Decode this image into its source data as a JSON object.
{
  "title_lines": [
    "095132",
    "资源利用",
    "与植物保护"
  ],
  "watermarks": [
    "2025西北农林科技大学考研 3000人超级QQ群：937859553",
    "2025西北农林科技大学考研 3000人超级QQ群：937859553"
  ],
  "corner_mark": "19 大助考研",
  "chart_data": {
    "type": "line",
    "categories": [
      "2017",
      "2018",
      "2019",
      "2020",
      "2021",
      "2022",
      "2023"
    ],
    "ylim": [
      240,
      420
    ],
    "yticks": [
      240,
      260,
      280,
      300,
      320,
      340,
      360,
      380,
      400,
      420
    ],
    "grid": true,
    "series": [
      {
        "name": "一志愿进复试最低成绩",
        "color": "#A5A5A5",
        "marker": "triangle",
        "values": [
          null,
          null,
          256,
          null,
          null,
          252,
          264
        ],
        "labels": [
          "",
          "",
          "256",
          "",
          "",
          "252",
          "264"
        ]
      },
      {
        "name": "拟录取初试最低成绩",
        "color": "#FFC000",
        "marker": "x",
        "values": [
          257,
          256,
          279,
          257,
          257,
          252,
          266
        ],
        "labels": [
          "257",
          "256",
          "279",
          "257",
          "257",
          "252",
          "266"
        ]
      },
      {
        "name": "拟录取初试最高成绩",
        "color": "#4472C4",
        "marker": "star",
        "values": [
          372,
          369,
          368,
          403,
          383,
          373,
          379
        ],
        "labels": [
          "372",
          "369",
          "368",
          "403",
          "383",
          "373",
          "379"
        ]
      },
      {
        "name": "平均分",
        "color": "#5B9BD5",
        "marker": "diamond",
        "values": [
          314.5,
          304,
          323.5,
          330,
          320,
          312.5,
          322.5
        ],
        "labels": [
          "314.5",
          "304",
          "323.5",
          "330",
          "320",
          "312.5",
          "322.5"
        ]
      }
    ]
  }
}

○ ○ ○ ○

■ **GIVEN INSTRUCTION**
The records above should be returned exactly.

■ **REPLY TO THE EXERCISE**
Decode this image into its source data as a JSON object.
{
  "title_lines": [
    "095132",
    "资源利用",
    "与植物保护"
  ],
  "watermarks": [
    "2025西北农林科技大学考研 3000人超级QQ群：937859553",
    "2025西北农林科技大学考研 3000人超级QQ群：937859553"
  ],
  "corner_mark": "19 大助考研",
  "chart_data": {
    "type": "line",
    "categories": [
      "2017",
      "2018",
      "2019",
      "2020",
      "2021",
      "2022",
      "2023"
    ],
    "ylim": [
      240,
      420
    ],
    "yticks": [
      240,
      260,
      280,
      300,
      320,
      340,
      360,
      380,
      400,
      420
    ],
    "grid": true,
    "series": [
      {
        "name": "一志愿进复试最低成绩",
        "color": "#A5A5A5",
        "marker": "triangle",
        "values": [
          null,
          null,
          256,
          null,
          null,
          252,
          264
        ],
        "labels": [
          "",
          "",
          "256",
          "",
          "",
          "252",
          "264"
        ]
      },
      {
        "name": "拟录取初试最低成绩",
        "color": "#FFC000",
        "marker": "x",
        "values": [
          257,
          256,
          279,
          257,
          257,
          252,
          266
        ],
        "labels": [
          "257",
          "256",
          "279",
          "257",
          "257",
          "252",
          "266"
        ]
      },
      {
        "name": "拟录取初试最高成绩",
        "color": "#4472C4",
        "marker": "star",
        "values": [
          372,
          369,
          368,
          403,
          383,
          373,
          379
        ],
        "labels": [
          "372",
          "369",
          "368",
          "403",
          "383",
          "373",
          "379"
        ]
      },
      {
        "name": "平均分",
        "color": "#5B9BD5",
        "marker": "diamond",
        "values": [
          314.5,
          304,
          323.5,
          330,
          320,
          312.5,
          322.5
        ],
        "labels": [
          "314.5",
          "304",
          "323.5",
          "330",
          "320",
          "312.5",
          "322.5"
        ]
      }
    ]
  }
}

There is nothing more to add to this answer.